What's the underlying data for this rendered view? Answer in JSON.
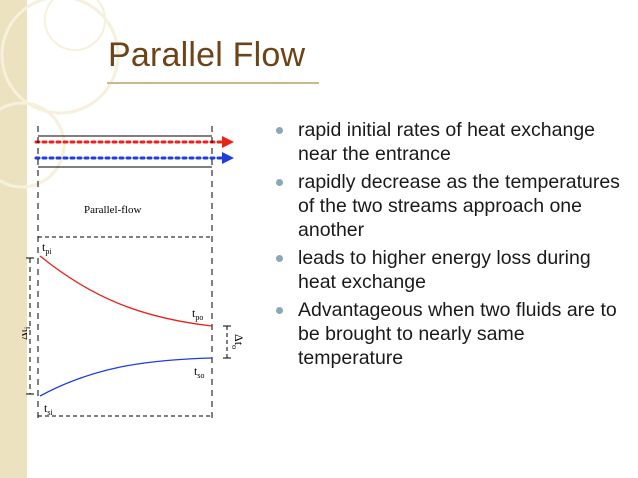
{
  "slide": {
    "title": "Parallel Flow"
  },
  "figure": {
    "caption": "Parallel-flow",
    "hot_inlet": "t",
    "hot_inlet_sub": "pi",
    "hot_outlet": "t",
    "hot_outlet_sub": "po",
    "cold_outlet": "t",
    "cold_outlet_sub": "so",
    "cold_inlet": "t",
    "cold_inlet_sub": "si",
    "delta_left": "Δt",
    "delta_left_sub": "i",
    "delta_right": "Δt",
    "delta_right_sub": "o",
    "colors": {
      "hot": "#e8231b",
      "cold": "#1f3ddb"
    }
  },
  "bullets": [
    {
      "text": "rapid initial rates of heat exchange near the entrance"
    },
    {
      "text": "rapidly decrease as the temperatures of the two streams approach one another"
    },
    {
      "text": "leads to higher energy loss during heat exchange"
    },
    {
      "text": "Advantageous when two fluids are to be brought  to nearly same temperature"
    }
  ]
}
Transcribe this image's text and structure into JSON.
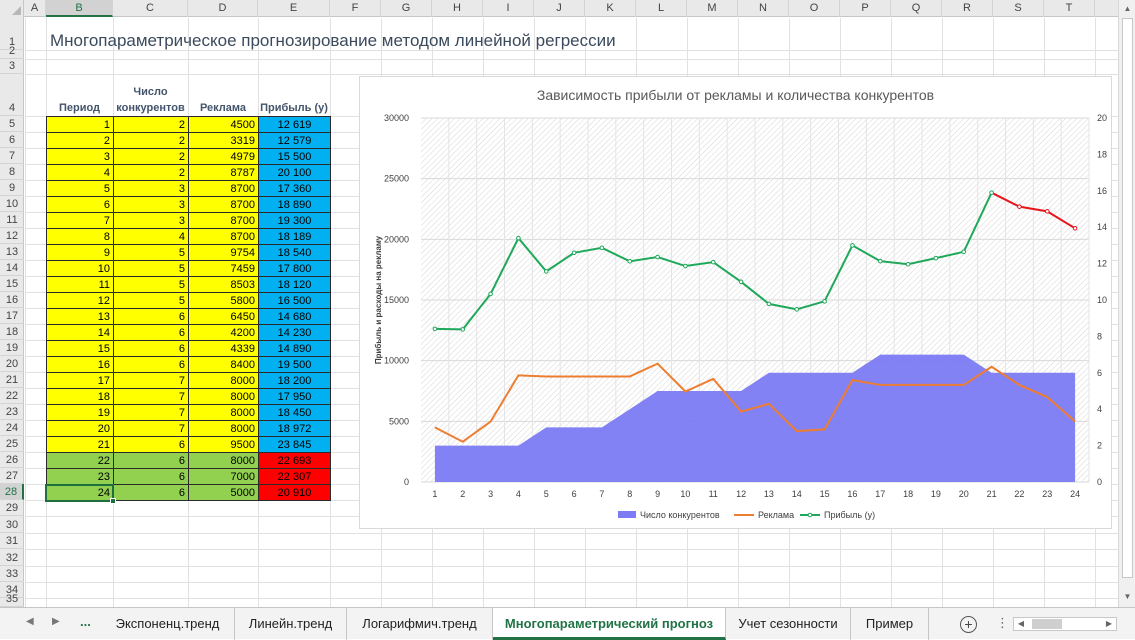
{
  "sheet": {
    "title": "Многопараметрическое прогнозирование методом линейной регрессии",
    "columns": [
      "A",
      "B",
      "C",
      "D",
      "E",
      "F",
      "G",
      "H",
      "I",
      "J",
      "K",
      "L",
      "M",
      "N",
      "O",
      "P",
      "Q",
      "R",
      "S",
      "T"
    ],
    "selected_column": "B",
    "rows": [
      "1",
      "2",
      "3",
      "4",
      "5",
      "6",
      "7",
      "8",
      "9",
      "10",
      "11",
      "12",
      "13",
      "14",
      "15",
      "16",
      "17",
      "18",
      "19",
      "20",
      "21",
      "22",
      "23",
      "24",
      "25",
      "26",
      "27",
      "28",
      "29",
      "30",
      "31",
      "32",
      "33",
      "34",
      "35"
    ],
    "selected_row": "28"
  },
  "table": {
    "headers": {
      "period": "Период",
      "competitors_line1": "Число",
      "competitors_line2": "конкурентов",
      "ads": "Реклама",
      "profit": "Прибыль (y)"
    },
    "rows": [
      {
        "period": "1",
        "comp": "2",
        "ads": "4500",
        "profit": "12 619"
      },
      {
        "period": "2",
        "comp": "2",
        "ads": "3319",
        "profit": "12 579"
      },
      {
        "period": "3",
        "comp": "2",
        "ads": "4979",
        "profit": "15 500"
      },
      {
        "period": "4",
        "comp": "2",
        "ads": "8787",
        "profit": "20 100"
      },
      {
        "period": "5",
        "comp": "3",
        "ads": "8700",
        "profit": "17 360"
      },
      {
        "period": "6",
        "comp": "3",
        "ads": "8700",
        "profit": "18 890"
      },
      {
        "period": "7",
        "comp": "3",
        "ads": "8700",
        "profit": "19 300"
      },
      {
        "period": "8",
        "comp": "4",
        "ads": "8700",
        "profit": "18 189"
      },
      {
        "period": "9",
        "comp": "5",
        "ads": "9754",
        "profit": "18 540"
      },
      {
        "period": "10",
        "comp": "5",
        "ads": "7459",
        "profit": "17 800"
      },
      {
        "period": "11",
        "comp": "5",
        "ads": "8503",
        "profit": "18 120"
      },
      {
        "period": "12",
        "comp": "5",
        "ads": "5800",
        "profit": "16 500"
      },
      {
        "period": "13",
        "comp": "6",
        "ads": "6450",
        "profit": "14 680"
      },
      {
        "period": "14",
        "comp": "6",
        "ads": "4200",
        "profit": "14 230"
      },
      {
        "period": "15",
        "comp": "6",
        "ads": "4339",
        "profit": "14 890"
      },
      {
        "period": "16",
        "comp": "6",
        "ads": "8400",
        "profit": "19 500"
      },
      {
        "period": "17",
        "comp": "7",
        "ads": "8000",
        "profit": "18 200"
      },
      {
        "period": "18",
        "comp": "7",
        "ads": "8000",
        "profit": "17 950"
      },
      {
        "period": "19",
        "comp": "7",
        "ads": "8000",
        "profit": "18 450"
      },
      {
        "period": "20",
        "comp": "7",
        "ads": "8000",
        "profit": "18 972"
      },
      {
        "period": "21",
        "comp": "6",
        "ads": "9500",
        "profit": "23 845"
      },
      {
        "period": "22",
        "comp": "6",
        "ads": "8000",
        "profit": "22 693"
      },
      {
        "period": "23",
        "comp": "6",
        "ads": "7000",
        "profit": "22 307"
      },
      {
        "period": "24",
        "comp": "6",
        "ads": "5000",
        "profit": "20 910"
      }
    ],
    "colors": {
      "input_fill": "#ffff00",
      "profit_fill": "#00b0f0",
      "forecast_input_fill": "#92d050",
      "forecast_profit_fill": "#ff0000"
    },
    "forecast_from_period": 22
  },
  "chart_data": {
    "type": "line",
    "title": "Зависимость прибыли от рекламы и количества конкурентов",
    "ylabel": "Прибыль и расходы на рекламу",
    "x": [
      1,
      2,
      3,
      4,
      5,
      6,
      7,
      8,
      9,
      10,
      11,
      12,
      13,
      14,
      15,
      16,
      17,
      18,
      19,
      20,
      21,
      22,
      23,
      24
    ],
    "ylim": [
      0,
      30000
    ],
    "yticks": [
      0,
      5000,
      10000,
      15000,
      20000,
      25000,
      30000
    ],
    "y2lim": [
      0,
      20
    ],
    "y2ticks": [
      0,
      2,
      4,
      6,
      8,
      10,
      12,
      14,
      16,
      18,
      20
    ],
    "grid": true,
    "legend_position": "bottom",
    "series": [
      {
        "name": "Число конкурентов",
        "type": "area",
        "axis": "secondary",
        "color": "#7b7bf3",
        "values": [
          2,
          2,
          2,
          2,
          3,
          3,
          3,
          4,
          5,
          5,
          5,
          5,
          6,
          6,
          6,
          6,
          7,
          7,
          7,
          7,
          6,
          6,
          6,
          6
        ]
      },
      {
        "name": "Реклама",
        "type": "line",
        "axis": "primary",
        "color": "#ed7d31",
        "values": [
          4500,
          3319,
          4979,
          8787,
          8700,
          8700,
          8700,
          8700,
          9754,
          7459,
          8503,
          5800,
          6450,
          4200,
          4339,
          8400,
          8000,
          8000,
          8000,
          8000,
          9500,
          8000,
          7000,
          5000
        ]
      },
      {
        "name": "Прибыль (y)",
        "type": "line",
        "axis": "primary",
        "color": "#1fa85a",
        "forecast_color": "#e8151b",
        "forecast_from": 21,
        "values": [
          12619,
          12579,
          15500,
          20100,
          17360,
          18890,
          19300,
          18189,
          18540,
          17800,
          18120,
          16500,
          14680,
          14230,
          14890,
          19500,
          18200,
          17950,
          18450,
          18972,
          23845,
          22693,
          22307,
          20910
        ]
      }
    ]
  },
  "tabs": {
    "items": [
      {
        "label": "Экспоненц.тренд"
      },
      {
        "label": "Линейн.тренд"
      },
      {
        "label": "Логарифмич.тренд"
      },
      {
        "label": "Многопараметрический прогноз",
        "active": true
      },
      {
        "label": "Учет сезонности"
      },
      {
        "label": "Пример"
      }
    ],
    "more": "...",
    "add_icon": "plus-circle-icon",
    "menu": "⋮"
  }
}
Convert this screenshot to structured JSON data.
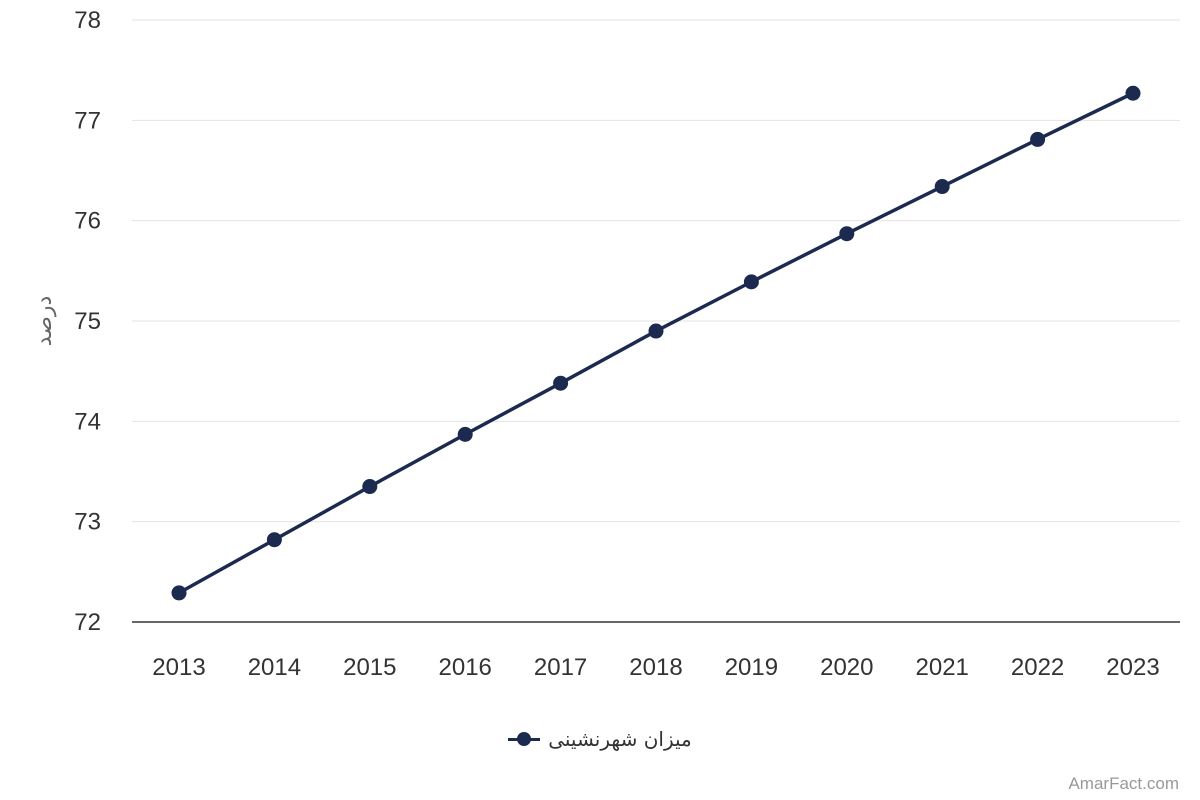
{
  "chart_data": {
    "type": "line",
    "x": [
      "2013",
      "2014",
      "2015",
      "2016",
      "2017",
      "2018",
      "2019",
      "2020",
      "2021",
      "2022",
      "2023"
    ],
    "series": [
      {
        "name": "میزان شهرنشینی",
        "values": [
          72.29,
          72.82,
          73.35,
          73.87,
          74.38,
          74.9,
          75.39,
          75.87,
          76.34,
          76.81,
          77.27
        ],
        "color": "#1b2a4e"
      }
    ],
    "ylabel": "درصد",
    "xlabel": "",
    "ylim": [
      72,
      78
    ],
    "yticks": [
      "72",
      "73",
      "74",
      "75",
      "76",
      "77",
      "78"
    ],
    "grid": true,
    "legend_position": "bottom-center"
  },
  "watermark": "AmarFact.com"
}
....
## Goal
Output only the lines running from the line with "Convert this screenshot" through the last line of the entries above, inclusive, with pictures excluded.

## Result of the exercise
Convert this screenshot to structured JSON data.
{
  "chart_data": {
    "type": "line",
    "x": [
      "2013",
      "2014",
      "2015",
      "2016",
      "2017",
      "2018",
      "2019",
      "2020",
      "2021",
      "2022",
      "2023"
    ],
    "series": [
      {
        "name": "میزان شهرنشینی",
        "values": [
          72.29,
          72.82,
          73.35,
          73.87,
          74.38,
          74.9,
          75.39,
          75.87,
          76.34,
          76.81,
          77.27
        ],
        "color": "#1b2a4e"
      }
    ],
    "ylabel": "درصد",
    "xlabel": "",
    "ylim": [
      72,
      78
    ],
    "yticks": [
      "72",
      "73",
      "74",
      "75",
      "76",
      "77",
      "78"
    ],
    "grid": true,
    "legend_position": "bottom-center"
  },
  "watermark": "AmarFact.com"
}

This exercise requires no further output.